- SET PROBLEM
Reproduce the material word for word; the images stay out.

------------------------------------

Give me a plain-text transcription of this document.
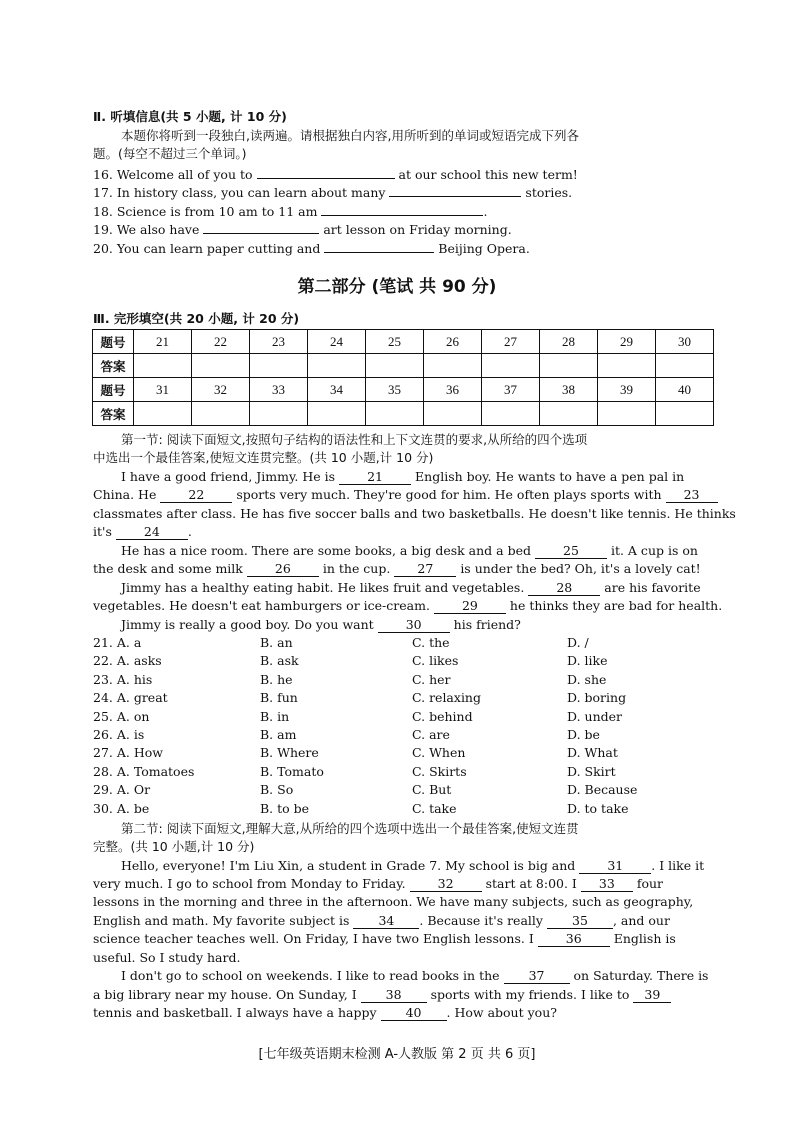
Ⅱ. 听填信息(共 5 小题, 计 10 分)
本题你将听到一段独白,读两遍。请根据独白内容,用所听到的单词或短语完成下列各
题。(每空不超过三个单词。)
16. Welcome all of you to	at our school this new term!
17. In history class, you can learn about many	stories.
18. Science is from 10 am to 11 am	.
19. We also have	art lesson on Friday morning.
20. You can learn paper cutting and	Beijing Opera.
第二部分 (笔试 共 90 分)
Ⅲ. 完形填空(共 20 小题, 计 20 分)
题号	21	22	23	24	25	26	27	28	29	30
答案										
题号	31	32	33	34	35	36	37	38	39	40
答案										
第一节: 阅读下面短文,按照句子结构的语法性和上下文连贯的要求,从所给的四个选项
中选出一个最佳答案,使短文连贯完整。(共 10 小题,计 10 分)
I have a good friend, Jimmy. He is	21	English boy. He wants to have a pen pal in
China. He	22	sports very much. They're good for him. He often plays sports with 23
classmates after class. He has five soccer balls and two basketballs. He doesn't like tennis. He thinks
it's	24 .
He has a nice room. There are some books, a big desk and a bed	25	it. A cup is on
the desk and some milk	26	in the cup. 27 is under the bed? Oh, it's a lovely cat!
Jimmy has a healthy eating habit. He likes fruit and vegetables.	28	are his favorite
vegetables. He doesn't eat hamburgers or ice-cream.	29	he thinks they are bad for health.
Jimmy is really a good boy. Do you want	30	his friend?
21. A. a	B. an	C. the	D. /
22. A. asks	B. ask	C. likes	D. like
23. A. his	B. he	C. her	D. she
24. A. great	B. fun	C. relaxing	D. boring
25. A. on	B. in	C. behind	D. under
26. A. is	B. am	C. are	D. be
27. A. How	B. Where	C. When	D. What
28. A. Tomatoes	B. Tomato	C. Skirts	D. Skirt
29. A. Or	B. So	C. But	D. Because
30. A. be	B. to be	C. take	D. to take
第二节: 阅读下面短文,理解大意,从所给的四个选项中选出一个最佳答案,使短文连贯
完整。(共 10 小题,计 10 分)
Hello, everyone! I'm Liu Xin, a student in Grade 7. My school is big and	31 . I like it
very much. I go to school from Monday to Friday.	32	start at 8:00. I 33 four
lessons in the morning and three in the afternoon. We have many subjects, such as geography,
English and math. My favorite subject is 34 . Because it's really 35 , and our
science teacher teaches well. On Friday, I have two English lessons. I	36	English is
useful. So I study hard.
I don't go to school on weekends. I like to read books in the 37 on Saturday. There is
a big library near my house. On Sunday, I 38 sports with my friends. I like to 39
tennis and basketball. I always have a happy 40 . How about you?
[七年级英语期末检测 A-人教版 第 2 页 共 6 页]
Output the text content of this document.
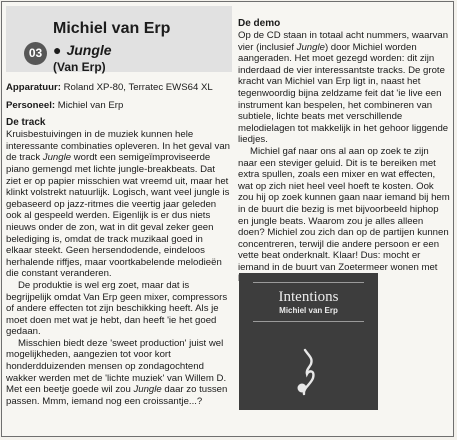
03
Michiel van Erp
● Jungle
(Van Erp)
Apparatuur: Roland XP-80, Terratec EWS64 XL
Personeel: Michiel van Erp
De track

Kruisbestuivingen in de muziek kunnen hele interessante combinaties opleveren. In het geval van de track Jungle wordt een semigeïmproviseerde piano gemengd met lichte jungle-breakbeats. Dat ziet er op papier misschien wat vreemd uit, maar het klinkt volstrekt natuurlijk. Logisch, want veel jungle is gebaseerd op jazz-ritmes die veertig jaar geleden ook al gespeeld werden. Eigenlijk is er dus niets nieuws onder de zon, wat in dit geval zeker geen belediging is, omdat de track muzikaal goed in elkaar steekt. Geen hersendodende, eindeloos herhalende riffjes, maar voortkabelende melodieën die constant veranderen.

De produktie is wel erg zoet, maar dat is begrijpelijk omdat Van Erp geen mixer, compressors of andere effecten tot zijn beschikking heeft. Als je moet doen met wat je hebt, dan heeft 'ie het goed gedaan.

Misschien biedt deze 'sweet production' juist wel mogelijkheden, aangezien tot voor kort honderdduizenden mensen op zondagochtend wakker werden met de 'lichte muziek' van Willem D. Met een beetje goede wil zou Jungle daar zo tussen passen. Mmm, iemand nog een croissantje...?

De demo

Op de CD staan in totaal acht nummers, waarvan vier (inclusief Jungle) door Michiel worden aangeraden. Het moet gezegd worden: dit zijn inderdaad de vier interessantste tracks. De grote kracht van Michiel van Erp ligt in, naast het tegenwoordig bijna zeldzame feit dat 'ie live een instrument kan bespelen, het combineren van subtiele, lichte beats met verschillende melodielagen tot makkelijk in het gehoor liggende liedjes.

Michiel gaf naar ons al aan op zoek te zijn naar een steviger geluid. Dit is te bereiken met extra spullen, zoals een mixer en wat effecten, wat op zich niet heel veel hoeft te kosten. Ook zou hij op zoek kunnen gaan naar iemand bij hem in de buurt die bezig is met bijvoorbeeld hiphop en jungle beats. Waarom zou je alles alleen doen? Michiel zou zich dan op de partijen kunnen concentreren, terwijl die andere persoon er een vette beat onderknalt. Klaar! Dus: mocht er iemand in de buurt van Zoetermeer wonen met

Intentions
Michiel van Erp
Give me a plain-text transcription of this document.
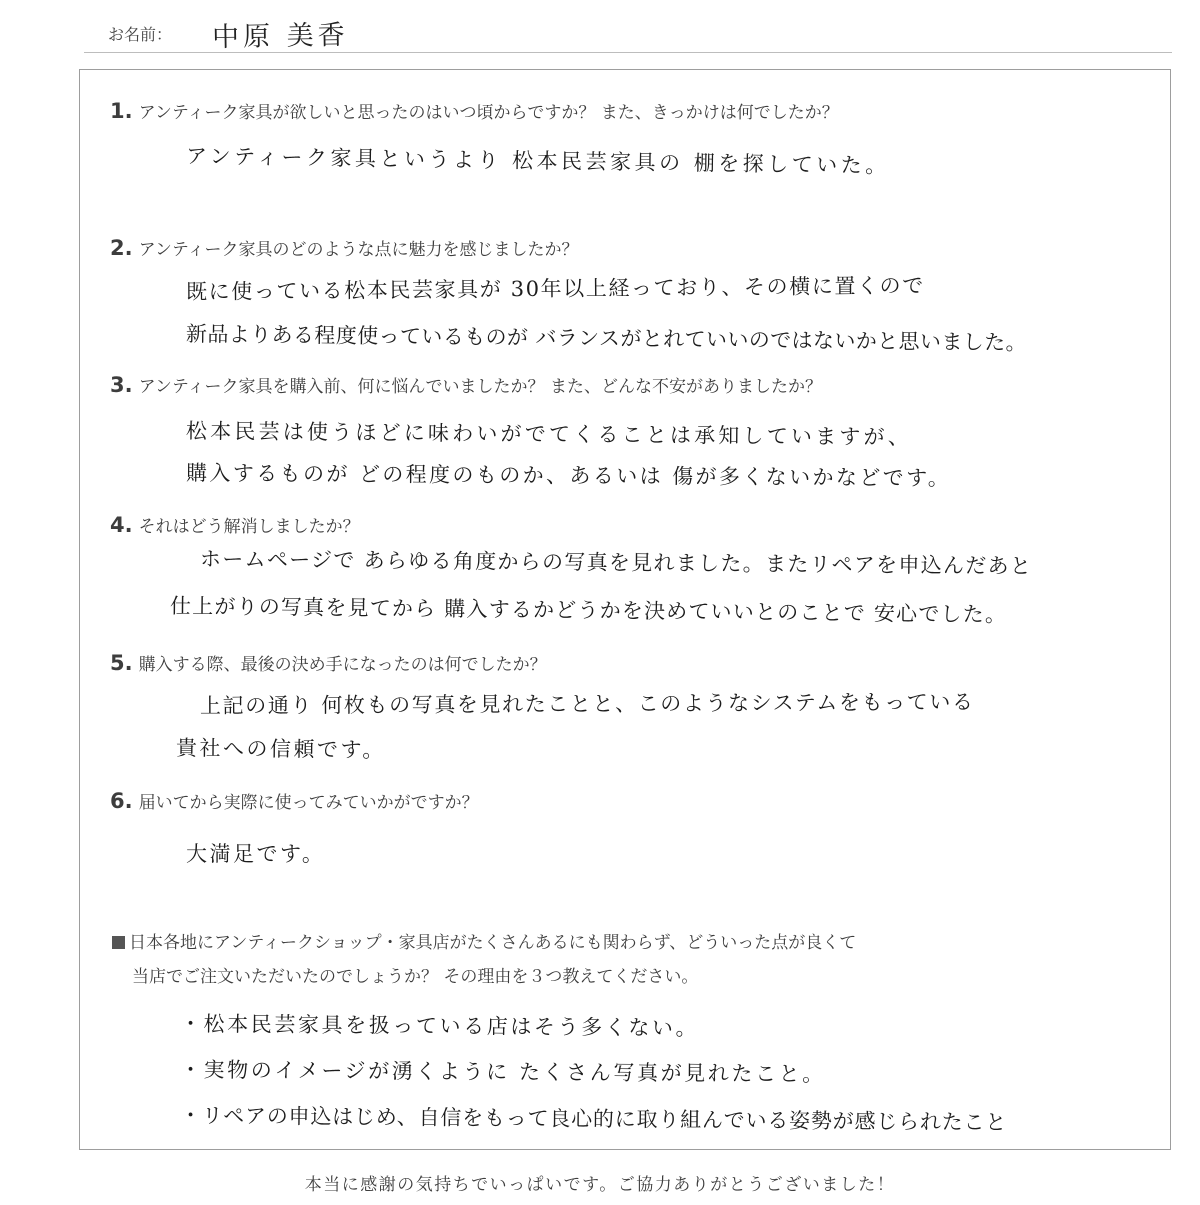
お名前： 中原 美香
1. アンティーク家具が欲しいと思ったのはいつ頃からですか？ また、きっかけは何でしたか？
アンティーク家具というより 松本民芸家具の 棚を探していた。
2. アンティーク家具のどのような点に魅力を感じましたか？
既に使っている松本民芸家具が 30年以上経っており、その横に置くので
新品よりある程度使っているものが バランスがとれていいのではないかと思いました。
3. アンティーク家具を購入前、何に悩んでいましたか？ また、どんな不安がありましたか？
松本民芸は使うほどに味わいがでてくることは承知していますが、
購入するものが どの程度のものか、あるいは 傷が多くないかなどです。
4. それはどう解消しましたか？
ホームページで あらゆる角度からの写真を見れました。またリペアを申込んだあと
仕上がりの写真を見てから 購入するかどうかを決めていいとのことで 安心でした。
5. 購入する際、最後の決め手になったのは何でしたか？
上記の通り 何枚もの写真を見れたことと、このようなシステムをもっている
貴社への信頼です。
6. 届いてから実際に使ってみていかがですか？
大満足です。
日本各地にアンティークショップ・家具店がたくさんあるにも関わらず、どういった点が良くて
当店でご注文いただいたのでしょうか？ その理由を３つ教えてください。
・松本民芸家具を扱っている店はそう多くない。
・実物のイメージが湧くように たくさん写真が見れたこと。
・リペアの申込はじめ、自信をもって良心的に取り組んでいる姿勢が感じられたこと
本当に感謝の気持ちでいっぱいです。ご協力ありがとうございました！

------------------------------------

- TASK SOLUTION
Give me a plain-text transcription of this document.
Ⅱ. 听填信息(共 5 小题, 计 10 分)
本题你将听到一段独白,读两遍。请根据独白内容,用所听到的单词或短语完成下列各
题。(每空不超过三个单词。)
16. Welcome all of you to	at our school this new term!
17. In history class, you can learn about many	stories.
18. Science is from 10 am to 11 am	.
19. We also have	art lesson on Friday morning.
20. You can learn paper cutting and	Beijing Opera.
第二部分 (笔试 共 90 分)
Ⅲ. 完形填空(共 20 小题, 计 20 分)
题号	21	22	23	24	25	26	27	28	29	30
答案										
题号	31	32	33	34	35	36	37	38	39	40
答案										
第一节: 阅读下面短文,按照句子结构的语法性和上下文连贯的要求,从所给的四个选项
中选出一个最佳答案,使短文连贯完整。(共 10 小题,计 10 分)
I have a good friend, Jimmy. He is	21	English boy. He wants to have a pen pal in
China. He	22	sports very much. They're good for him. He often plays sports with 23
classmates after class. He has five soccer balls and two basketballs. He doesn't like tennis. He thinks
it's	24 .
He has a nice room. There are some books, a big desk and a bed	25	it. A cup is on
the desk and some milk	26	in the cup. 27 is under the bed? Oh, it's a lovely cat!
Jimmy has a healthy eating habit. He likes fruit and vegetables.	28	are his favorite
vegetables. He doesn't eat hamburgers or ice-cream.	29	he thinks they are bad for health.
Jimmy is really a good boy. Do you want	30	his friend?
21. A. a	B. an	C. the	D. /
22. A. asks	B. ask	C. likes	D. like
23. A. his	B. he	C. her	D. she
24. A. great	B. fun	C. relaxing	D. boring
25. A. on	B. in	C. behind	D. under
26. A. is	B. am	C. are	D. be
27. A. How	B. Where	C. When	D. What
28. A. Tomatoes	B. Tomato	C. Skirts	D. Skirt
29. A. Or	B. So	C. But	D. Because
30. A. be	B. to be	C. take	D. to take
第二节: 阅读下面短文,理解大意,从所给的四个选项中选出一个最佳答案,使短文连贯
完整。(共 10 小题,计 10 分)
Hello, everyone! I'm Liu Xin, a student in Grade 7. My school is big and	31 . I like it
very much. I go to school from Monday to Friday.	32	start at 8:00. I 33 four
lessons in the morning and three in the afternoon. We have many subjects, such as geography,
English and math. My favorite subject is 34 . Because it's really 35 , and our
science teacher teaches well. On Friday, I have two English lessons. I	36	English is
useful. So I study hard.
I don't go to school on weekends. I like to read books in the 37 on Saturday. There is
a big library near my house. On Sunday, I 38 sports with my friends. I like to 39
tennis and basketball. I always have a happy 40 . How about you?
[七年级英语期末检测 A-人教版 第 2 页 共 6 页]
Output the text content of this document.
03
Michiel van Erp
● Jungle
(Van Erp)
Apparatuur: Roland XP-80, Terratec EWS64 XL
Personeel: Michiel van Erp
De track

Kruisbestuivingen in de muziek kunnen hele interessante combinaties opleveren. In het geval van de track Jungle wordt een semigeïmproviseerde piano gemengd met lichte jungle-breakbeats. Dat ziet er op papier misschien wat vreemd uit, maar het klinkt volstrekt natuurlijk. Logisch, want veel jungle is gebaseerd op jazz-ritmes die veertig jaar geleden ook al gespeeld werden. Eigenlijk is er dus niets nieuws onder de zon, wat in dit geval zeker geen belediging is, omdat de track muzikaal goed in elkaar steekt. Geen hersendodende, eindeloos herhalende riffjes, maar voortkabelende melodieën die constant veranderen.

De produktie is wel erg zoet, maar dat is begrijpelijk omdat Van Erp geen mixer, compressors of andere effecten tot zijn beschikking heeft. Als je moet doen met wat je hebt, dan heeft 'ie het goed gedaan.

Misschien biedt deze 'sweet production' juist wel mogelijkheden, aangezien tot voor kort honderdduizenden mensen op zondagochtend wakker werden met de 'lichte muziek' van Willem D. Met een beetje goede wil zou Jungle daar zo tussen passen. Mmm, iemand nog een croissantje...?

De demo

Op de CD staan in totaal acht nummers, waarvan vier (inclusief Jungle) door Michiel worden aangeraden. Het moet gezegd worden: dit zijn inderdaad de vier interessantste tracks. De grote kracht van Michiel van Erp ligt in, naast het tegenwoordig bijna zeldzame feit dat 'ie live een instrument kan bespelen, het combineren van subtiele, lichte beats met verschillende melodielagen tot makkelijk in het gehoor liggende liedjes.

Michiel gaf naar ons al aan op zoek te zijn naar een steviger geluid. Dit is te bereiken met extra spullen, zoals een mixer en wat effecten, wat op zich niet heel veel hoeft te kosten. Ook zou hij op zoek kunnen gaan naar iemand bij hem in de buurt die bezig is met bijvoorbeeld hiphop en jungle beats. Waarom zou je alles alleen doen? Michiel zou zich dan op de partijen kunnen concentreren, terwijl die andere persoon er een vette beat onderknalt. Klaar! Dus: mocht er iemand in de buurt van Zoetermeer wonen met

Intentions
Michiel van Erp
Give me a plain-text transcription of this document.
お名前： 中原 美香
1. アンティーク家具が欲しいと思ったのはいつ頃からですか？ また、きっかけは何でしたか？
アンティーク家具というより 松本民芸家具の 棚を探していた。
2. アンティーク家具のどのような点に魅力を感じましたか？
既に使っている松本民芸家具が 30年以上経っており、その横に置くので
新品よりある程度使っているものが バランスがとれていいのではないかと思いました。
3. アンティーク家具を購入前、何に悩んでいましたか？ また、どんな不安がありましたか？
松本民芸は使うほどに味わいがでてくることは承知していますが、
購入するものが どの程度のものか、あるいは 傷が多くないかなどです。
4. それはどう解消しましたか？
ホームページで あらゆる角度からの写真を見れました。またリペアを申込んだあと
仕上がりの写真を見てから 購入するかどうかを決めていいとのことで 安心でした。
5. 購入する際、最後の決め手になったのは何でしたか？
上記の通り 何枚もの写真を見れたことと、このようなシステムをもっている
貴社への信頼です。
6. 届いてから実際に使ってみていかがですか？
大満足です。
日本各地にアンティークショップ・家具店がたくさんあるにも関わらず、どういった点が良くて
当店でご注文いただいたのでしょうか？ その理由を３つ教えてください。
・松本民芸家具を扱っている店はそう多くない。
・実物のイメージが湧くように たくさん写真が見れたこと。
・リペアの申込はじめ、自信をもって良心的に取り組んでいる姿勢が感じられたこと
本当に感謝の気持ちでいっぱいです。ご協力ありがとうございました！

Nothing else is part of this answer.